> **What is asked**:
Find each line with "Output" and copy it.

Recorded data:
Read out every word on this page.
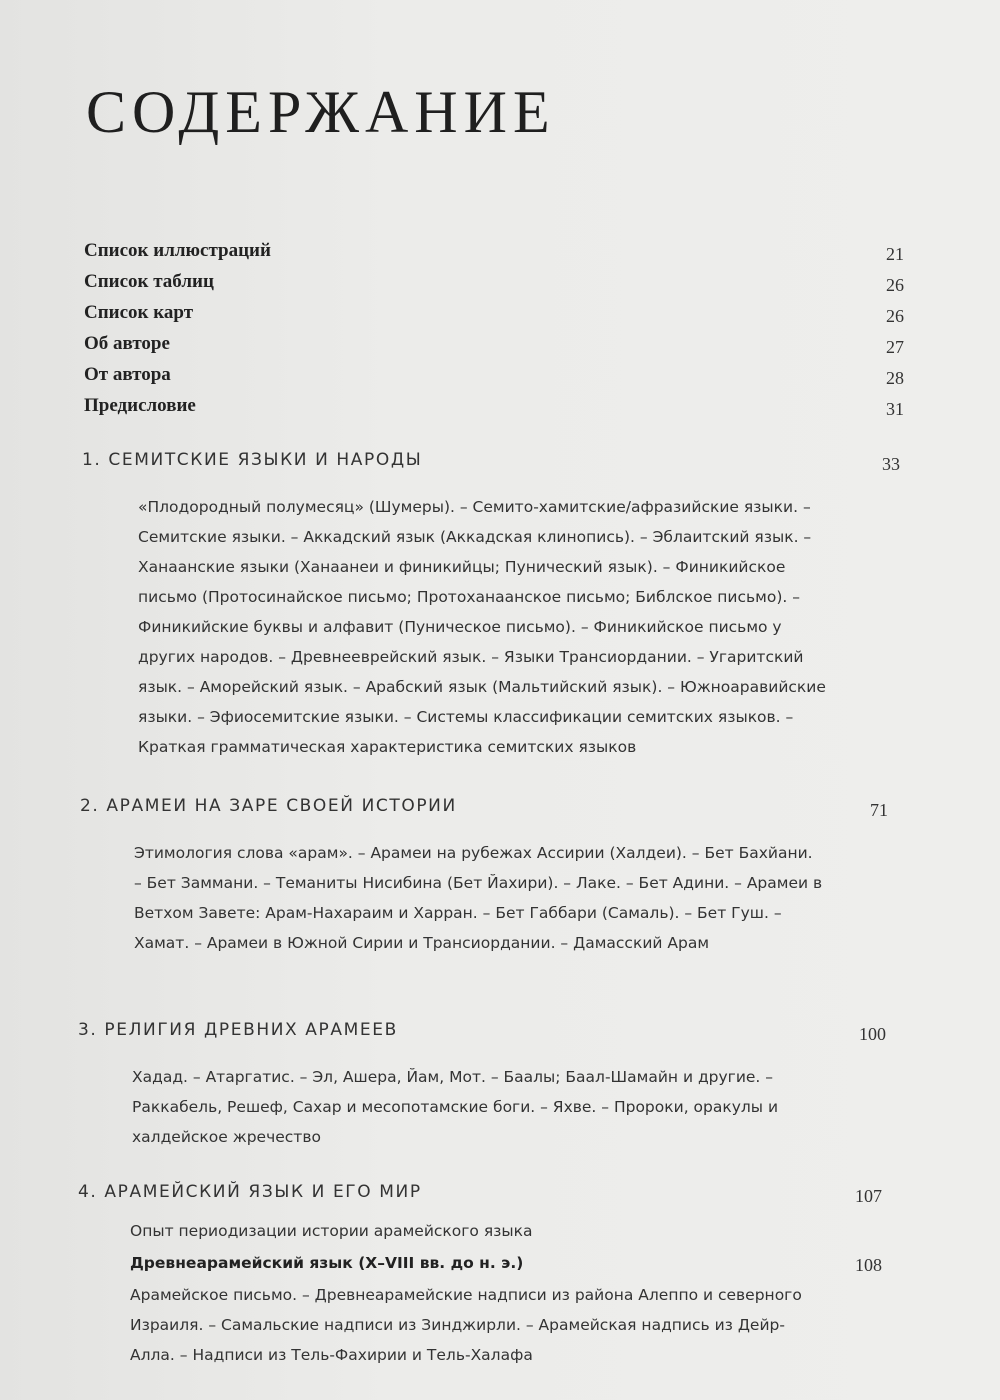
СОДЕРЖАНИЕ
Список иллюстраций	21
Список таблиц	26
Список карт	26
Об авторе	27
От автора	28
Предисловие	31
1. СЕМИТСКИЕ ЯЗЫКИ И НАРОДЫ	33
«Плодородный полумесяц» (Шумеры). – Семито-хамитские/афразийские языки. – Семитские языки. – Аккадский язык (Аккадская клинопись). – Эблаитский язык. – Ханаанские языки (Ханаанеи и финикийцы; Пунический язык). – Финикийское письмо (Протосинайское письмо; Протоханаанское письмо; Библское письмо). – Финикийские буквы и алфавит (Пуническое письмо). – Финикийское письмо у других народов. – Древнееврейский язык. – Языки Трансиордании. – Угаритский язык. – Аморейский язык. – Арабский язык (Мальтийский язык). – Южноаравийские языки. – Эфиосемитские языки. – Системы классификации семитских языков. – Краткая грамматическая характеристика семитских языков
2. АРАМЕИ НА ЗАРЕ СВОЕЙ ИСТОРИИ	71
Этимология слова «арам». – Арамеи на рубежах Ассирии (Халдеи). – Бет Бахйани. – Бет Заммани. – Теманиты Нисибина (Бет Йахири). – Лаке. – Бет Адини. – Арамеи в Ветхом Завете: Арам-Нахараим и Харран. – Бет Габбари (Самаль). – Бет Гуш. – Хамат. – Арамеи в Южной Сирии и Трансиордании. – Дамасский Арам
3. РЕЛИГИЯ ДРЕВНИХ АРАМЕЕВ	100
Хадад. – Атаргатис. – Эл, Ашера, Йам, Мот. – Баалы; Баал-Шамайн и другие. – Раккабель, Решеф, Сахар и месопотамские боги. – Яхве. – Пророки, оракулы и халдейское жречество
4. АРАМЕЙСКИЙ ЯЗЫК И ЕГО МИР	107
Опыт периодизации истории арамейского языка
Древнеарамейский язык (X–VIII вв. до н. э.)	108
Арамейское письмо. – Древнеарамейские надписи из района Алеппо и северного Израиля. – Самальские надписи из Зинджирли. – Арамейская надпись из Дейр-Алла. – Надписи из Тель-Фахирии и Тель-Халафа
==
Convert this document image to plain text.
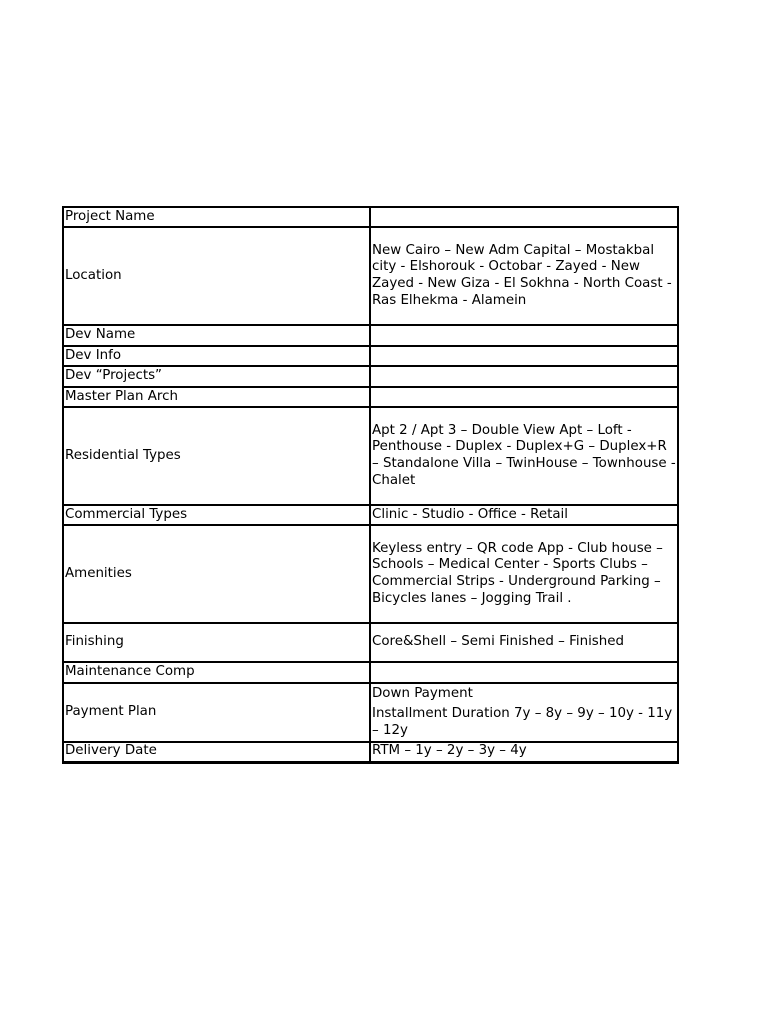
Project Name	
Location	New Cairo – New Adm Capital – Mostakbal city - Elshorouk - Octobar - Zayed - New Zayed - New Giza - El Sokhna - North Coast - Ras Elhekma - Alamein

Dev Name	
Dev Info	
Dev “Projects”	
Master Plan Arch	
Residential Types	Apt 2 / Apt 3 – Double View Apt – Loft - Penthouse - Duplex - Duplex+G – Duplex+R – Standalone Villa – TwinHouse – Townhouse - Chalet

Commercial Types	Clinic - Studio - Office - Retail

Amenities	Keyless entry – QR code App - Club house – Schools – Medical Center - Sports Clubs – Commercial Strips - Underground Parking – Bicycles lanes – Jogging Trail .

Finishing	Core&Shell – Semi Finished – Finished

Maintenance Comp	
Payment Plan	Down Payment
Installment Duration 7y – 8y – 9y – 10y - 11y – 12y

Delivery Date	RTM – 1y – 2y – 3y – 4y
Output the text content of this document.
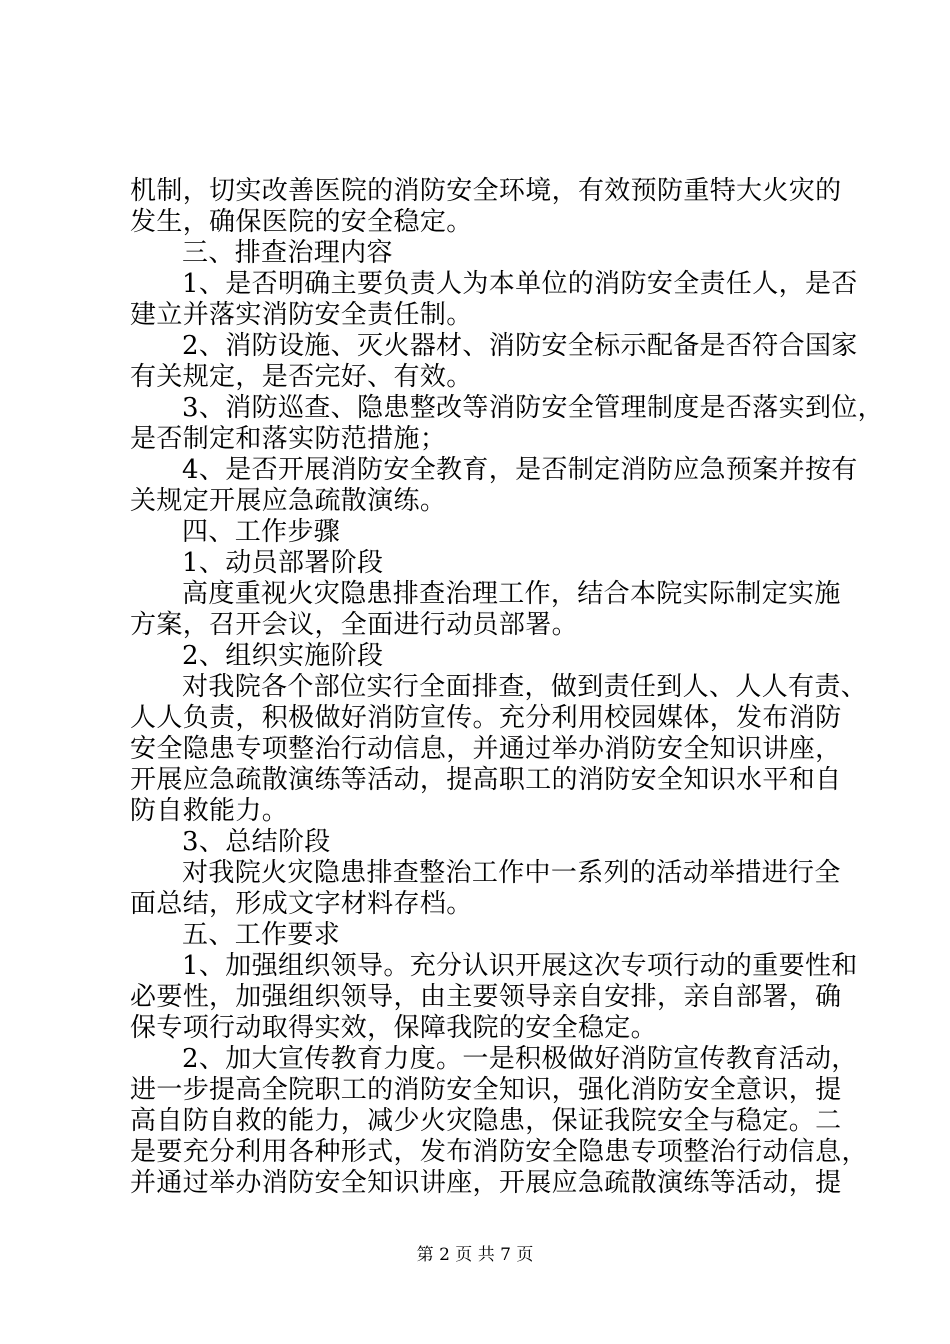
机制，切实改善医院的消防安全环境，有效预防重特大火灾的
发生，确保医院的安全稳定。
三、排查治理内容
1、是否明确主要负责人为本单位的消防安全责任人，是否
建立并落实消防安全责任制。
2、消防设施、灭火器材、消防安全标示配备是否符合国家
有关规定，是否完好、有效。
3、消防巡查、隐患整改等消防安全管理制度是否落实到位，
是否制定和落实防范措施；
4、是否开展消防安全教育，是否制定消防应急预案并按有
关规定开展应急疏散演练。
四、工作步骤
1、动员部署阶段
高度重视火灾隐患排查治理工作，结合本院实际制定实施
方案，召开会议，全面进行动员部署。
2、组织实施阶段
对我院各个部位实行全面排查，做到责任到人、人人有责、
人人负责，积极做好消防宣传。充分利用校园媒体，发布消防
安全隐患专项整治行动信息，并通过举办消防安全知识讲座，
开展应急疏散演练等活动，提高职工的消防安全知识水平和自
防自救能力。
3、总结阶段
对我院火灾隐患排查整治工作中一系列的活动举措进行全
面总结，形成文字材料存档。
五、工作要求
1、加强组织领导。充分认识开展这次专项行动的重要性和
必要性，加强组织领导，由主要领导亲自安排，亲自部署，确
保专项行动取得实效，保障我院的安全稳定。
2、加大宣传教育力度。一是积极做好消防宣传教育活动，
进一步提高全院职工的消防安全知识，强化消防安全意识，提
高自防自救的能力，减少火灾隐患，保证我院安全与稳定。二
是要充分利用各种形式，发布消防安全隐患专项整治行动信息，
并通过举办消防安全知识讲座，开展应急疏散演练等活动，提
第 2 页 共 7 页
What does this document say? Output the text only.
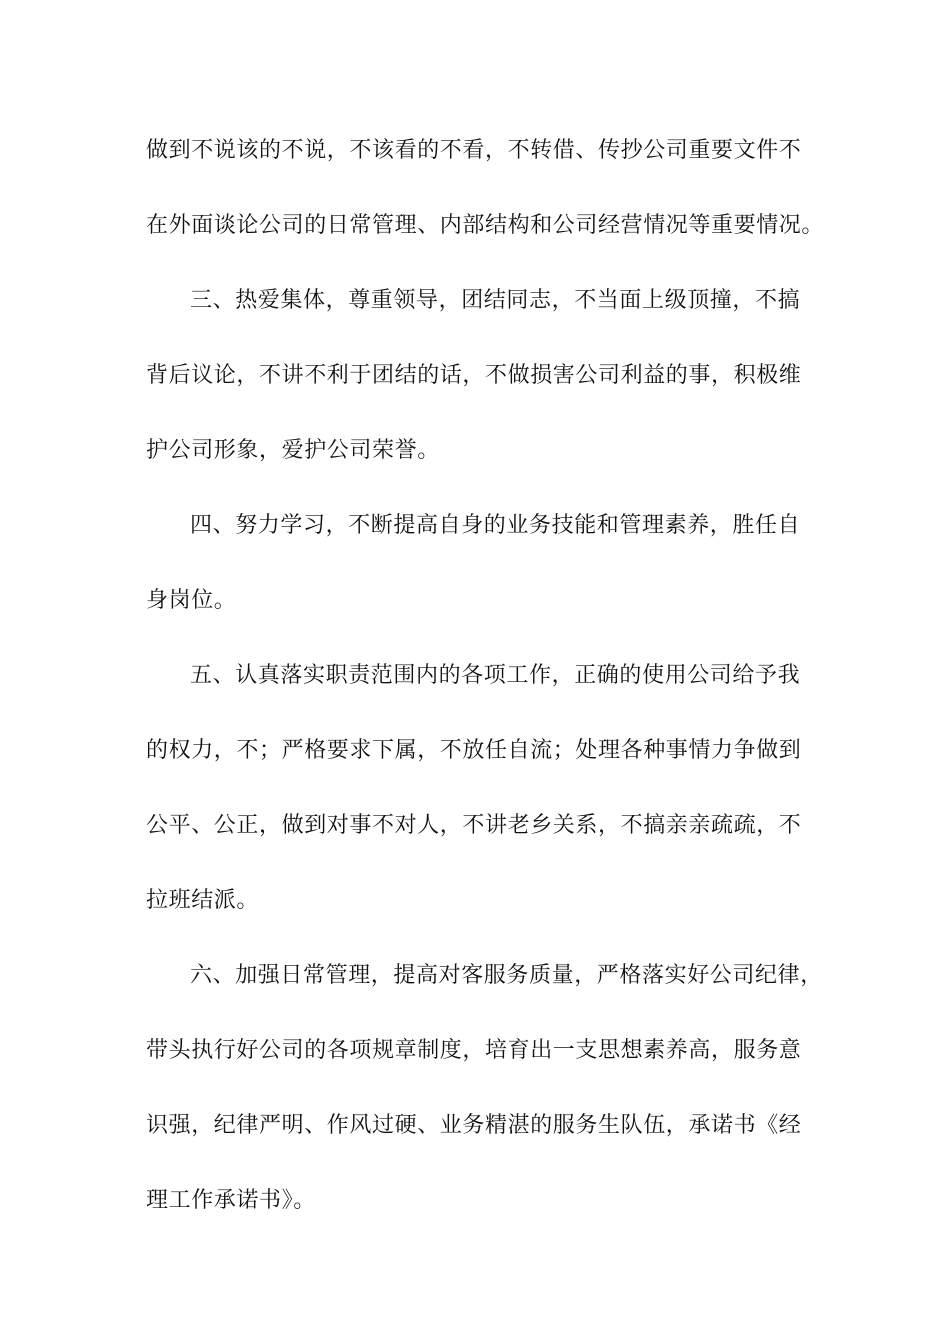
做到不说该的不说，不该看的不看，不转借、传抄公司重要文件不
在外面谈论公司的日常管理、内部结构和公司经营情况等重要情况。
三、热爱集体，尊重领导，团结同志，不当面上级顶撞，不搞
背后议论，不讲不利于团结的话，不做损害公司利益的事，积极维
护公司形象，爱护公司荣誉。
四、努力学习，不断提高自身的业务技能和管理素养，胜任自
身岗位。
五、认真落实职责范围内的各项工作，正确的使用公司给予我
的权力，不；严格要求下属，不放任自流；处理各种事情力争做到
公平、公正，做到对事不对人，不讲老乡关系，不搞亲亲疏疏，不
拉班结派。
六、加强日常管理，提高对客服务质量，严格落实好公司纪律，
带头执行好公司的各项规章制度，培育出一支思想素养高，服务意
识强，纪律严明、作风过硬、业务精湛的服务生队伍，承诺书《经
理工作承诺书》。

> **Solution below**:
Output the text content of this document.
What does this document say? Output the text only.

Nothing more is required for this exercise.